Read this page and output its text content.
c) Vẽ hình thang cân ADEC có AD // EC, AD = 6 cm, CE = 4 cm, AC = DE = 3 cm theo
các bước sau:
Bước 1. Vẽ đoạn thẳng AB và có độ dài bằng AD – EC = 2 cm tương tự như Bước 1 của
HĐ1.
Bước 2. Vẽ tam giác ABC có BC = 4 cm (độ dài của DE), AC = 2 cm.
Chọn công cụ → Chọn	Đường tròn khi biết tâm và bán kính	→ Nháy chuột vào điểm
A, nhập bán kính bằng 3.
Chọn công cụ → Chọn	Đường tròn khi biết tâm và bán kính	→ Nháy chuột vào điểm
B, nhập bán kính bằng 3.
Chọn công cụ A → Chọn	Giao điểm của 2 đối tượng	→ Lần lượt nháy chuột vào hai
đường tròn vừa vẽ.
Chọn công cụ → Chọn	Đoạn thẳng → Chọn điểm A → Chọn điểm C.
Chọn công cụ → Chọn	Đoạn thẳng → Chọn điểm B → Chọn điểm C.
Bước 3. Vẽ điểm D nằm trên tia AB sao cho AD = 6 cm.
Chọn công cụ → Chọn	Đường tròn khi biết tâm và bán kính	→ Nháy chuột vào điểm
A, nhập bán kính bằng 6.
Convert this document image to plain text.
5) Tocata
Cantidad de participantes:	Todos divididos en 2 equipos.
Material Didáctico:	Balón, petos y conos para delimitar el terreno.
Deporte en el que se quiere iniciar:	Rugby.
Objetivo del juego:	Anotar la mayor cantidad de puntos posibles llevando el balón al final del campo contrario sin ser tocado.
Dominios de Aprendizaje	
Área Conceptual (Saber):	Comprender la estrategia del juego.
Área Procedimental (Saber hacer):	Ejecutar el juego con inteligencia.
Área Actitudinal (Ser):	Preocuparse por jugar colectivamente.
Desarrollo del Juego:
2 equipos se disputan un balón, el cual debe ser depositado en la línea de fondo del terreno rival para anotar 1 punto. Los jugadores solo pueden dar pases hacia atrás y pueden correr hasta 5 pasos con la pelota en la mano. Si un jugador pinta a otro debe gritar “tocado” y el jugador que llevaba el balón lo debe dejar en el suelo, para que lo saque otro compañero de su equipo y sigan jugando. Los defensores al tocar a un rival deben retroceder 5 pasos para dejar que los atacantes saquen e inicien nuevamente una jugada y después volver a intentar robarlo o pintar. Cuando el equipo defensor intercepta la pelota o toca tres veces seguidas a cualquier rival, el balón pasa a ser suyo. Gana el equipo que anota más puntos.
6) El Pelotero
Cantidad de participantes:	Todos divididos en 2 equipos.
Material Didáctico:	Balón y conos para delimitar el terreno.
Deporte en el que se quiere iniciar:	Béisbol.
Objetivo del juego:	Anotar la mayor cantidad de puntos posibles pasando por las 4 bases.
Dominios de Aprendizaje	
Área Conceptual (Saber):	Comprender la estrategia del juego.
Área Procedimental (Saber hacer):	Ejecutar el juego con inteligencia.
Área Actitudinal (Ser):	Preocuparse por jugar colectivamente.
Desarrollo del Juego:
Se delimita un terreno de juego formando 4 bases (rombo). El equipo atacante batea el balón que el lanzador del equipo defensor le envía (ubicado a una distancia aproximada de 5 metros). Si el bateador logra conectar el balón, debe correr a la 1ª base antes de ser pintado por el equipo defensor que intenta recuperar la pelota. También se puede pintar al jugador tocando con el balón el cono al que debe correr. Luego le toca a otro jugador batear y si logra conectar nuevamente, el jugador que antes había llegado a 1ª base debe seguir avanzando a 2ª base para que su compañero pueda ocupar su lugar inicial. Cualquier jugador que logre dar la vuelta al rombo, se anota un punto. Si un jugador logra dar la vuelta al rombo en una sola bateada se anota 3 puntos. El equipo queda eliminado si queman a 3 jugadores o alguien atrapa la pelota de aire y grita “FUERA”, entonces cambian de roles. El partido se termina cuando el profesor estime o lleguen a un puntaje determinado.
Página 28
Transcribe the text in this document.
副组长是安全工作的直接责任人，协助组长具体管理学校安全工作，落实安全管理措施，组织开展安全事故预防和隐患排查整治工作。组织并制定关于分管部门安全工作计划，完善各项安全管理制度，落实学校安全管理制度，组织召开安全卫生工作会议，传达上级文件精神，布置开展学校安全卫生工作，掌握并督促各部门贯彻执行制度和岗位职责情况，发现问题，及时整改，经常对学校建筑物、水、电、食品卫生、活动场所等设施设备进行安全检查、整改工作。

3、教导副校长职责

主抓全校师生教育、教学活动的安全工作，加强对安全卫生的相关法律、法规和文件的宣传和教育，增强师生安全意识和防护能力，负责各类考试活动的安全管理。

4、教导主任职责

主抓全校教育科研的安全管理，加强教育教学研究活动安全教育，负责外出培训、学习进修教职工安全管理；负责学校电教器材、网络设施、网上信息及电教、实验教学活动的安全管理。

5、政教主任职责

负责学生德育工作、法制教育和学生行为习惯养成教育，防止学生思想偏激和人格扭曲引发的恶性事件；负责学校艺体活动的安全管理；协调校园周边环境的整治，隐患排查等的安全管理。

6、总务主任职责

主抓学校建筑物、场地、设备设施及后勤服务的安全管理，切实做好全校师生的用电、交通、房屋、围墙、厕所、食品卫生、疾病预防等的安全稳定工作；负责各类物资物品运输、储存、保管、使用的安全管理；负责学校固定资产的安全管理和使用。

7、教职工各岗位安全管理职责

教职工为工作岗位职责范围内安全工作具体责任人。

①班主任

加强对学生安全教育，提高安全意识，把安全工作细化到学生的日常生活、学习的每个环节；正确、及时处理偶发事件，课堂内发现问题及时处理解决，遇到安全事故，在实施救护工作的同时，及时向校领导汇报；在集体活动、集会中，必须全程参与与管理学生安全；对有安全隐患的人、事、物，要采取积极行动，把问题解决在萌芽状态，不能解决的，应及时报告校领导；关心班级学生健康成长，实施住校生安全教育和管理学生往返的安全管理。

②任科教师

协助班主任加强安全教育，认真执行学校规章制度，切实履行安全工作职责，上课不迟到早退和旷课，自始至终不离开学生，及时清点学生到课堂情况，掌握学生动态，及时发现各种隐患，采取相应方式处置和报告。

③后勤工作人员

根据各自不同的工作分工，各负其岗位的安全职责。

> _Short task_: Print all of the entries exactly as they are written.

> _Response to the task_:
Read this page and output its text content.
c) Vẽ hình thang cân ADEC có AD // EC, AD = 6 cm, CE = 4 cm, AC = DE = 3 cm theo
các bước sau:
Bước 1. Vẽ đoạn thẳng AB và có độ dài bằng AD – EC = 2 cm tương tự như Bước 1 của
HĐ1.
Bước 2. Vẽ tam giác ABC có BC = 4 cm (độ dài của DE), AC = 2 cm.
Chọn công cụ → Chọn	Đường tròn khi biết tâm và bán kính	→ Nháy chuột vào điểm
A, nhập bán kính bằng 3.
Chọn công cụ → Chọn	Đường tròn khi biết tâm và bán kính	→ Nháy chuột vào điểm
B, nhập bán kính bằng 3.
Chọn công cụ A → Chọn	Giao điểm của 2 đối tượng	→ Lần lượt nháy chuột vào hai
đường tròn vừa vẽ.
Chọn công cụ → Chọn	Đoạn thẳng → Chọn điểm A → Chọn điểm C.
Chọn công cụ → Chọn	Đoạn thẳng → Chọn điểm B → Chọn điểm C.
Bước 3. Vẽ điểm D nằm trên tia AB sao cho AD = 6 cm.
Chọn công cụ → Chọn	Đường tròn khi biết tâm và bán kính	→ Nháy chuột vào điểm
A, nhập bán kính bằng 6.
Convert this document image to plain text.
5) Tocata
Cantidad de participantes:	Todos divididos en 2 equipos.
Material Didáctico:	Balón, petos y conos para delimitar el terreno.
Deporte en el que se quiere iniciar:	Rugby.
Objetivo del juego:	Anotar la mayor cantidad de puntos posibles llevando el balón al final del campo contrario sin ser tocado.
Dominios de Aprendizaje	
Área Conceptual (Saber):	Comprender la estrategia del juego.
Área Procedimental (Saber hacer):	Ejecutar el juego con inteligencia.
Área Actitudinal (Ser):	Preocuparse por jugar colectivamente.
Desarrollo del Juego:
2 equipos se disputan un balón, el cual debe ser depositado en la línea de fondo del terreno rival para anotar 1 punto. Los jugadores solo pueden dar pases hacia atrás y pueden correr hasta 5 pasos con la pelota en la mano. Si un jugador pinta a otro debe gritar “tocado” y el jugador que llevaba el balón lo debe dejar en el suelo, para que lo saque otro compañero de su equipo y sigan jugando. Los defensores al tocar a un rival deben retroceder 5 pasos para dejar que los atacantes saquen e inicien nuevamente una jugada y después volver a intentar robarlo o pintar. Cuando el equipo defensor intercepta la pelota o toca tres veces seguidas a cualquier rival, el balón pasa a ser suyo. Gana el equipo que anota más puntos.
6) El Pelotero
Cantidad de participantes:	Todos divididos en 2 equipos.
Material Didáctico:	Balón y conos para delimitar el terreno.
Deporte en el que se quiere iniciar:	Béisbol.
Objetivo del juego:	Anotar la mayor cantidad de puntos posibles pasando por las 4 bases.
Dominios de Aprendizaje	
Área Conceptual (Saber):	Comprender la estrategia del juego.
Área Procedimental (Saber hacer):	Ejecutar el juego con inteligencia.
Área Actitudinal (Ser):	Preocuparse por jugar colectivamente.
Desarrollo del Juego:
Se delimita un terreno de juego formando 4 bases (rombo). El equipo atacante batea el balón que el lanzador del equipo defensor le envía (ubicado a una distancia aproximada de 5 metros). Si el bateador logra conectar el balón, debe correr a la 1ª base antes de ser pintado por el equipo defensor que intenta recuperar la pelota. También se puede pintar al jugador tocando con el balón el cono al que debe correr. Luego le toca a otro jugador batear y si logra conectar nuevamente, el jugador que antes había llegado a 1ª base debe seguir avanzando a 2ª base para que su compañero pueda ocupar su lugar inicial. Cualquier jugador que logre dar la vuelta al rombo, se anota un punto. Si un jugador logra dar la vuelta al rombo en una sola bateada se anota 3 puntos. El equipo queda eliminado si queman a 3 jugadores o alguien atrapa la pelota de aire y grita “FUERA”, entonces cambian de roles. El partido se termina cuando el profesor estime o lleguen a un puntaje determinado.
Página 28
Transcribe the text in this document.
副组长是安全工作的直接责任人，协助组长具体管理学校安全工作，落实安全管理措施，组织开展安全事故预防和隐患排查整治工作。组织并制定关于分管部门安全工作计划，完善各项安全管理制度，落实学校安全管理制度，组织召开安全卫生工作会议，传达上级文件精神，布置开展学校安全卫生工作，掌握并督促各部门贯彻执行制度和岗位职责情况，发现问题，及时整改，经常对学校建筑物、水、电、食品卫生、活动场所等设施设备进行安全检查、整改工作。

3、教导副校长职责

主抓全校师生教育、教学活动的安全工作，加强对安全卫生的相关法律、法规和文件的宣传和教育，增强师生安全意识和防护能力，负责各类考试活动的安全管理。

4、教导主任职责

主抓全校教育科研的安全管理，加强教育教学研究活动安全教育，负责外出培训、学习进修教职工安全管理；负责学校电教器材、网络设施、网上信息及电教、实验教学活动的安全管理。

5、政教主任职责

负责学生德育工作、法制教育和学生行为习惯养成教育，防止学生思想偏激和人格扭曲引发的恶性事件；负责学校艺体活动的安全管理；协调校园周边环境的整治，隐患排查等的安全管理。

6、总务主任职责

主抓学校建筑物、场地、设备设施及后勤服务的安全管理，切实做好全校师生的用电、交通、房屋、围墙、厕所、食品卫生、疾病预防等的安全稳定工作；负责各类物资物品运输、储存、保管、使用的安全管理；负责学校固定资产的安全管理和使用。

7、教职工各岗位安全管理职责

教职工为工作岗位职责范围内安全工作具体责任人。

①班主任

加强对学生安全教育，提高安全意识，把安全工作细化到学生的日常生活、学习的每个环节；正确、及时处理偶发事件，课堂内发现问题及时处理解决，遇到安全事故，在实施救护工作的同时，及时向校领导汇报；在集体活动、集会中，必须全程参与与管理学生安全；对有安全隐患的人、事、物，要采取积极行动，把问题解决在萌芽状态，不能解决的，应及时报告校领导；关心班级学生健康成长，实施住校生安全教育和管理学生往返的安全管理。

②任科教师

协助班主任加强安全教育，认真执行学校规章制度，切实履行安全工作职责，上课不迟到早退和旷课，自始至终不离开学生，及时清点学生到课堂情况，掌握学生动态，及时发现各种隐患，采取相应方式处置和报告。

③后勤工作人员

根据各自不同的工作分工，各负其岗位的安全职责。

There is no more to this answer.